Brief: Every record should be copied exactly, except that pictures are to be omitted.
* begin *
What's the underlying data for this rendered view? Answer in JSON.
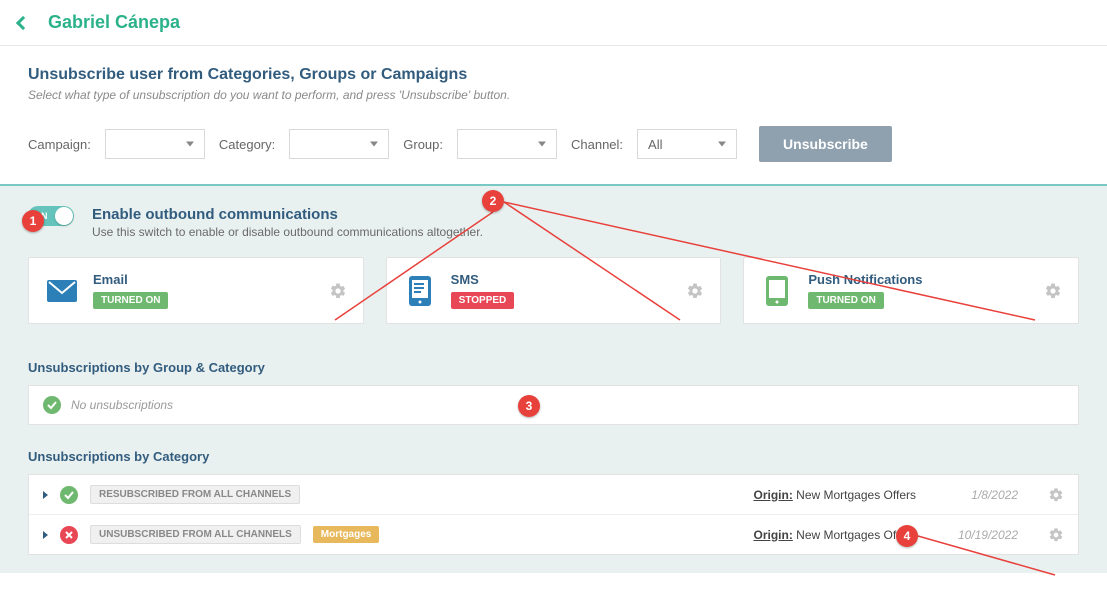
{
  "header": {
    "title": "Gabriel Cánepa"
  },
  "unsubscribe": {
    "title": "Unsubscribe user from Categories, Groups or Campaigns",
    "subtitle": "Select what type of unsubscription do you want to perform, and press 'Unsubscribe' button.",
    "labels": {
      "campaign": "Campaign:",
      "category": "Category:",
      "group": "Group:",
      "channel": "Channel:"
    },
    "channel_value": "All",
    "button": "Unsubscribe"
  },
  "enable": {
    "toggle_state": "ON",
    "title": "Enable outbound communications",
    "desc": "Use this switch to enable or disable outbound communications altogether."
  },
  "channels": [
    {
      "name": "Email",
      "status": "TURNED ON",
      "status_class": "on"
    },
    {
      "name": "SMS",
      "status": "STOPPED",
      "status_class": "off"
    },
    {
      "name": "Push Notifications",
      "status": "TURNED ON",
      "status_class": "on"
    }
  ],
  "group_section": {
    "heading": "Unsubscriptions by Group & Category",
    "empty": "No unsubscriptions"
  },
  "cat_section": {
    "heading": "Unsubscriptions by Category",
    "origin_label": "Origin:",
    "rows": [
      {
        "status_icon": "check",
        "pill": "RESUBSCRIBED FROM ALL CHANNELS",
        "tag": "",
        "origin": "New Mortgages Offers",
        "date": "1/8/2022"
      },
      {
        "status_icon": "cross",
        "pill": "UNSUBSCRIBED FROM ALL CHANNELS",
        "tag": "Mortgages",
        "origin": "New Mortgages Offers",
        "date": "10/19/2022"
      }
    ]
  },
  "annotations": [
    "1",
    "2",
    "3",
    "4"
  ]
}
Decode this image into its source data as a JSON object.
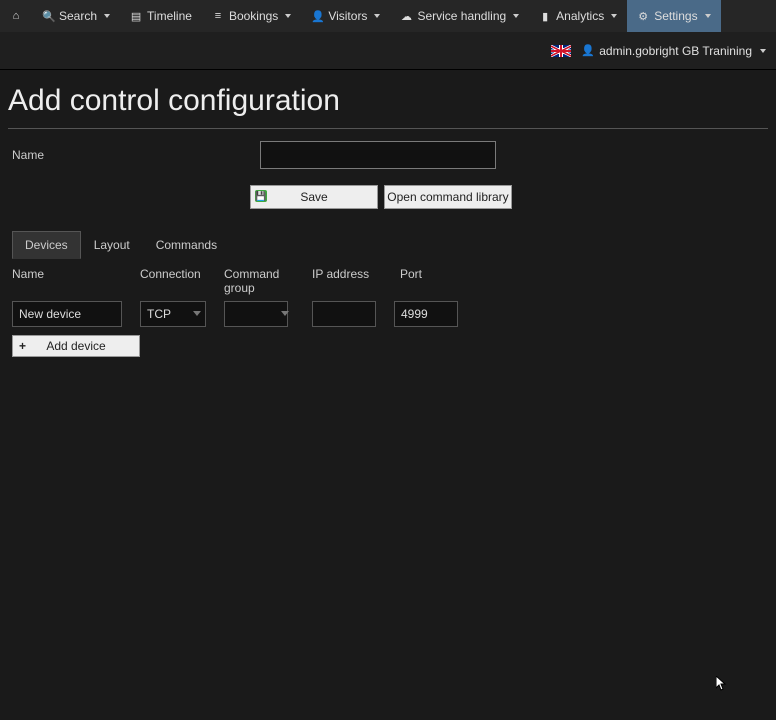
{
  "nav": {
    "home": "",
    "search": "Search",
    "timeline": "Timeline",
    "bookings": "Bookings",
    "visitors": "Visitors",
    "service": "Service handling",
    "analytics": "Analytics",
    "settings": "Settings"
  },
  "user": {
    "name": "admin.gobright GB Tranining"
  },
  "page": {
    "title": "Add control configuration",
    "name_label": "Name",
    "name_value": ""
  },
  "buttons": {
    "save": "Save",
    "open_library": "Open command library",
    "add_device": "Add device"
  },
  "tabs": {
    "devices": "Devices",
    "layout": "Layout",
    "commands": "Commands"
  },
  "grid": {
    "columns": {
      "name": "Name",
      "connection": "Connection",
      "command_group": "Command group",
      "ip": "IP address",
      "port": "Port"
    },
    "row": {
      "name": "New device",
      "connection": "TCP",
      "command_group": "",
      "ip": "",
      "port": "4999"
    }
  }
}
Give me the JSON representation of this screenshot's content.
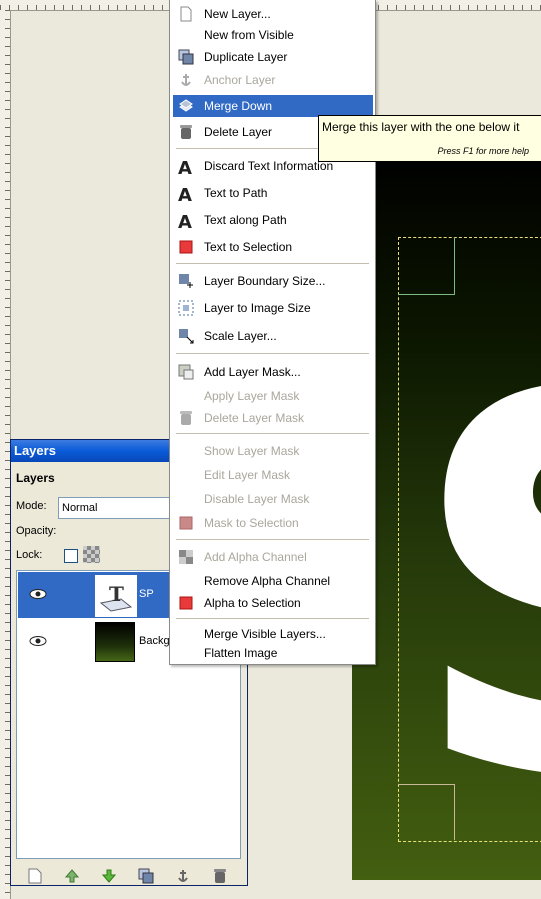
{
  "menu": {
    "items": [
      {
        "label": "New Layer...",
        "icon": "new-layer-icon",
        "enabled": true
      },
      {
        "label": "New from Visible",
        "icon": "",
        "enabled": true
      },
      {
        "label": "Duplicate Layer",
        "icon": "duplicate-layer-icon",
        "enabled": true
      },
      {
        "label": "Anchor Layer",
        "icon": "anchor-icon",
        "enabled": false
      },
      {
        "label": "Merge Down",
        "icon": "merge-down-icon",
        "enabled": true,
        "highlighted": true
      },
      {
        "label": "Delete Layer",
        "icon": "trash-icon",
        "enabled": true
      },
      {
        "label": "Discard Text Information",
        "icon": "text-tool-icon",
        "enabled": true
      },
      {
        "label": "Text to Path",
        "icon": "text-tool-icon",
        "enabled": true
      },
      {
        "label": "Text along Path",
        "icon": "text-tool-icon",
        "enabled": true
      },
      {
        "label": "Text to Selection",
        "icon": "red-selection-icon",
        "enabled": true
      },
      {
        "label": "Layer Boundary Size...",
        "icon": "boundary-size-icon",
        "enabled": true
      },
      {
        "label": "Layer to Image Size",
        "icon": "image-size-icon",
        "enabled": true
      },
      {
        "label": "Scale Layer...",
        "icon": "scale-icon",
        "enabled": true
      },
      {
        "label": "Add Layer Mask...",
        "icon": "layer-mask-icon",
        "enabled": true
      },
      {
        "label": "Apply Layer Mask",
        "icon": "",
        "enabled": false
      },
      {
        "label": "Delete Layer Mask",
        "icon": "trash-icon",
        "enabled": false
      },
      {
        "label": "Show Layer Mask",
        "icon": "",
        "enabled": false
      },
      {
        "label": "Edit Layer Mask",
        "icon": "",
        "enabled": false
      },
      {
        "label": "Disable Layer Mask",
        "icon": "",
        "enabled": false
      },
      {
        "label": "Mask to Selection",
        "icon": "red-selection-icon",
        "enabled": false
      },
      {
        "label": "Add Alpha Channel",
        "icon": "checker-icon",
        "enabled": false
      },
      {
        "label": "Remove Alpha Channel",
        "icon": "",
        "enabled": true
      },
      {
        "label": "Alpha to Selection",
        "icon": "red-selection-icon",
        "enabled": true
      },
      {
        "label": "Merge Visible Layers...",
        "icon": "",
        "enabled": true
      },
      {
        "label": "Flatten Image",
        "icon": "",
        "enabled": true
      }
    ]
  },
  "tooltip": {
    "text": "Merge this layer with the one below it",
    "help": "Press F1 for more help"
  },
  "layers_dialog": {
    "window_title": "Layers",
    "heading": "Layers",
    "mode_label": "Mode:",
    "mode_value": "Normal",
    "opacity_label": "Opacity:",
    "lock_label": "Lock:",
    "layers": [
      {
        "name": "SP",
        "selected": true,
        "visible": true
      },
      {
        "name": "Backgr",
        "selected": false,
        "visible": true
      }
    ]
  },
  "colors": {
    "menu_highlight": "#316ac5",
    "titlebar": "#0a5bd8",
    "tooltip_bg": "#ffffe1"
  }
}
* end *
Solution to the exercise:
What's the underlying data for this rendered view? Answer in JSON.
{
  "header": {
    "title": "Gabriel Cánepa"
  },
  "unsubscribe": {
    "title": "Unsubscribe user from Categories, Groups or Campaigns",
    "subtitle": "Select what type of unsubscription do you want to perform, and press 'Unsubscribe' button.",
    "labels": {
      "campaign": "Campaign:",
      "category": "Category:",
      "group": "Group:",
      "channel": "Channel:"
    },
    "channel_value": "All",
    "button": "Unsubscribe"
  },
  "enable": {
    "toggle_state": "ON",
    "title": "Enable outbound communications",
    "desc": "Use this switch to enable or disable outbound communications altogether."
  },
  "channels": [
    {
      "name": "Email",
      "status": "TURNED ON",
      "status_class": "on"
    },
    {
      "name": "SMS",
      "status": "STOPPED",
      "status_class": "off"
    },
    {
      "name": "Push Notifications",
      "status": "TURNED ON",
      "status_class": "on"
    }
  ],
  "group_section": {
    "heading": "Unsubscriptions by Group & Category",
    "empty": "No unsubscriptions"
  },
  "cat_section": {
    "heading": "Unsubscriptions by Category",
    "origin_label": "Origin:",
    "rows": [
      {
        "status_icon": "check",
        "pill": "RESUBSCRIBED FROM ALL CHANNELS",
        "tag": "",
        "origin": "New Mortgages Offers",
        "date": "1/8/2022"
      },
      {
        "status_icon": "cross",
        "pill": "UNSUBSCRIBED FROM ALL CHANNELS",
        "tag": "Mortgages",
        "origin": "New Mortgages Offers",
        "date": "10/19/2022"
      }
    ]
  },
  "annotations": [
    "1",
    "2",
    "3",
    "4"
  ]
}
Decode this image into its source data as a JSON object.
{
  "nav": {
    "home": "",
    "search": "Search",
    "timeline": "Timeline",
    "bookings": "Bookings",
    "visitors": "Visitors",
    "service": "Service handling",
    "analytics": "Analytics",
    "settings": "Settings"
  },
  "user": {
    "name": "admin.gobright GB Tranining"
  },
  "page": {
    "title": "Add control configuration",
    "name_label": "Name",
    "name_value": ""
  },
  "buttons": {
    "save": "Save",
    "open_library": "Open command library",
    "add_device": "Add device"
  },
  "tabs": {
    "devices": "Devices",
    "layout": "Layout",
    "commands": "Commands"
  },
  "grid": {
    "columns": {
      "name": "Name",
      "connection": "Connection",
      "command_group": "Command group",
      "ip": "IP address",
      "port": "Port"
    },
    "row": {
      "name": "New device",
      "connection": "TCP",
      "command_group": "",
      "ip": "",
      "port": "4999"
    }
  }
}
Give me the JSON representation of this screenshot's content.
{
  "menu": {
    "items": [
      {
        "label": "New Layer...",
        "icon": "new-layer-icon",
        "enabled": true
      },
      {
        "label": "New from Visible",
        "icon": "",
        "enabled": true
      },
      {
        "label": "Duplicate Layer",
        "icon": "duplicate-layer-icon",
        "enabled": true
      },
      {
        "label": "Anchor Layer",
        "icon": "anchor-icon",
        "enabled": false
      },
      {
        "label": "Merge Down",
        "icon": "merge-down-icon",
        "enabled": true,
        "highlighted": true
      },
      {
        "label": "Delete Layer",
        "icon": "trash-icon",
        "enabled": true
      },
      {
        "label": "Discard Text Information",
        "icon": "text-tool-icon",
        "enabled": true
      },
      {
        "label": "Text to Path",
        "icon": "text-tool-icon",
        "enabled": true
      },
      {
        "label": "Text along Path",
        "icon": "text-tool-icon",
        "enabled": true
      },
      {
        "label": "Text to Selection",
        "icon": "red-selection-icon",
        "enabled": true
      },
      {
        "label": "Layer Boundary Size...",
        "icon": "boundary-size-icon",
        "enabled": true
      },
      {
        "label": "Layer to Image Size",
        "icon": "image-size-icon",
        "enabled": true
      },
      {
        "label": "Scale Layer...",
        "icon": "scale-icon",
        "enabled": true
      },
      {
        "label": "Add Layer Mask...",
        "icon": "layer-mask-icon",
        "enabled": true
      },
      {
        "label": "Apply Layer Mask",
        "icon": "",
        "enabled": false
      },
      {
        "label": "Delete Layer Mask",
        "icon": "trash-icon",
        "enabled": false
      },
      {
        "label": "Show Layer Mask",
        "icon": "",
        "enabled": false
      },
      {
        "label": "Edit Layer Mask",
        "icon": "",
        "enabled": false
      },
      {
        "label": "Disable Layer Mask",
        "icon": "",
        "enabled": false
      },
      {
        "label": "Mask to Selection",
        "icon": "red-selection-icon",
        "enabled": false
      },
      {
        "label": "Add Alpha Channel",
        "icon": "checker-icon",
        "enabled": false
      },
      {
        "label": "Remove Alpha Channel",
        "icon": "",
        "enabled": true
      },
      {
        "label": "Alpha to Selection",
        "icon": "red-selection-icon",
        "enabled": true
      },
      {
        "label": "Merge Visible Layers...",
        "icon": "",
        "enabled": true
      },
      {
        "label": "Flatten Image",
        "icon": "",
        "enabled": true
      }
    ]
  },
  "tooltip": {
    "text": "Merge this layer with the one below it",
    "help": "Press F1 for more help"
  },
  "layers_dialog": {
    "window_title": "Layers",
    "heading": "Layers",
    "mode_label": "Mode:",
    "mode_value": "Normal",
    "opacity_label": "Opacity:",
    "lock_label": "Lock:",
    "layers": [
      {
        "name": "SP",
        "selected": true,
        "visible": true
      },
      {
        "name": "Backgr",
        "selected": false,
        "visible": true
      }
    ]
  },
  "colors": {
    "menu_highlight": "#316ac5",
    "titlebar": "#0a5bd8",
    "tooltip_bg": "#ffffe1"
  }
}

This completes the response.